REQUIRED WORK:
Transcribe the data in full and exactly, omitting any pictures.

ENTRIES SUPPLIED:
********************

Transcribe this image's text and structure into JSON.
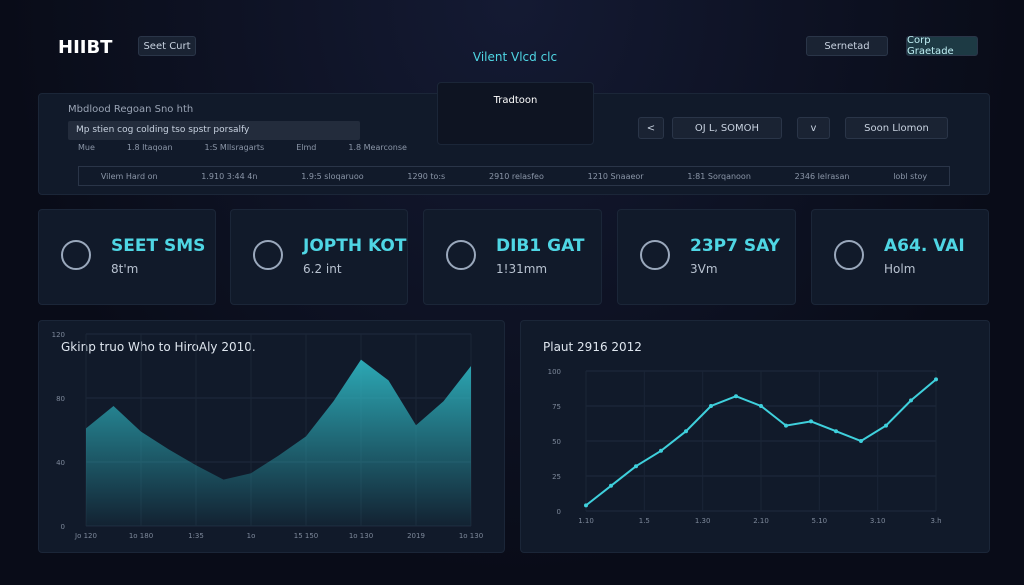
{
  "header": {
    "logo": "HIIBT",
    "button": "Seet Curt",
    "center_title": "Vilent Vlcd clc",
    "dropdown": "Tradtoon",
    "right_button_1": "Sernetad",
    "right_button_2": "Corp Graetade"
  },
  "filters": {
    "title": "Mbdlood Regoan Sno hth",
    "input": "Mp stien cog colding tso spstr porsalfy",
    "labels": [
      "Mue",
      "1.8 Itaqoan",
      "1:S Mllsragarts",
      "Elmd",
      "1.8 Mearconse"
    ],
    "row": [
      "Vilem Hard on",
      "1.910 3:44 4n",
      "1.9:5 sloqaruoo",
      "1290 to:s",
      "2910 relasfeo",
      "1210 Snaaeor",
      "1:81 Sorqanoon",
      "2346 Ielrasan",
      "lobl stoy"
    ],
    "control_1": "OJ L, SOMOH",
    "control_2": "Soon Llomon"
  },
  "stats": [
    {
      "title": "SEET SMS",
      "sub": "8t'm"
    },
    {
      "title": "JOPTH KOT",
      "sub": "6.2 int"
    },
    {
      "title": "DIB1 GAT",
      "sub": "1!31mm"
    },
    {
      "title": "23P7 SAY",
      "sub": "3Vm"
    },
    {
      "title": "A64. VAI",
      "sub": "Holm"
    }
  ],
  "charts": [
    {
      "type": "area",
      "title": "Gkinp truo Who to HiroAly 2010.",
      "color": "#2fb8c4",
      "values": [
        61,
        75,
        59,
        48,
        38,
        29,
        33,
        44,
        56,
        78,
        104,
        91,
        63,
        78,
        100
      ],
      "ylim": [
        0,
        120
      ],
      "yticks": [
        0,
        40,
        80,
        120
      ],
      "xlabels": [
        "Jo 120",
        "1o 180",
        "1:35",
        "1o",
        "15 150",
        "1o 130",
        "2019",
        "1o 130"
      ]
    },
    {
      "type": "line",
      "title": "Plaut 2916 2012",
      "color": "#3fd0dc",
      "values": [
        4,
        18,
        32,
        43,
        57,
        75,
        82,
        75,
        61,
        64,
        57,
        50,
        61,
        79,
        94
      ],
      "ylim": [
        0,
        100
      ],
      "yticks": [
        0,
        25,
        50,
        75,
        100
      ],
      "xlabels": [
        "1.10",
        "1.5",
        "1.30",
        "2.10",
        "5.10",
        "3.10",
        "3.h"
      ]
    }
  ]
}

********************

COMPLETED TASK:
Transcribe this image's text and structure into JSON.
{
  "header": {
    "logo": "HIIBT",
    "button": "Seet Curt",
    "center_title": "Vilent Vlcd clc",
    "dropdown": "Tradtoon",
    "right_button_1": "Sernetad",
    "right_button_2": "Corp Graetade"
  },
  "filters": {
    "title": "Mbdlood Regoan Sno hth",
    "input": "Mp stien cog colding tso spstr porsalfy",
    "labels": [
      "Mue",
      "1.8 Itaqoan",
      "1:S Mllsragarts",
      "Elmd",
      "1.8 Mearconse"
    ],
    "row": [
      "Vilem Hard on",
      "1.910 3:44 4n",
      "1.9:5 sloqaruoo",
      "1290 to:s",
      "2910 relasfeo",
      "1210 Snaaeor",
      "1:81 Sorqanoon",
      "2346 Ielrasan",
      "lobl stoy"
    ],
    "control_1": "OJ L, SOMOH",
    "control_2": "Soon Llomon"
  },
  "stats": [
    {
      "title": "SEET SMS",
      "sub": "8t'm"
    },
    {
      "title": "JOPTH KOT",
      "sub": "6.2 int"
    },
    {
      "title": "DIB1 GAT",
      "sub": "1!31mm"
    },
    {
      "title": "23P7 SAY",
      "sub": "3Vm"
    },
    {
      "title": "A64. VAI",
      "sub": "Holm"
    }
  ],
  "charts": [
    {
      "type": "area",
      "title": "Gkinp truo Who to HiroAly 2010.",
      "color": "#2fb8c4",
      "values": [
        61,
        75,
        59,
        48,
        38,
        29,
        33,
        44,
        56,
        78,
        104,
        91,
        63,
        78,
        100
      ],
      "ylim": [
        0,
        120
      ],
      "yticks": [
        0,
        40,
        80,
        120
      ],
      "xlabels": [
        "Jo 120",
        "1o 180",
        "1:35",
        "1o",
        "15 150",
        "1o 130",
        "2019",
        "1o 130"
      ]
    },
    {
      "type": "line",
      "title": "Plaut 2916 2012",
      "color": "#3fd0dc",
      "values": [
        4,
        18,
        32,
        43,
        57,
        75,
        82,
        75,
        61,
        64,
        57,
        50,
        61,
        79,
        94
      ],
      "ylim": [
        0,
        100
      ],
      "yticks": [
        0,
        25,
        50,
        75,
        100
      ],
      "xlabels": [
        "1.10",
        "1.5",
        "1.30",
        "2.10",
        "5.10",
        "3.10",
        "3.h"
      ]
    }
  ]
}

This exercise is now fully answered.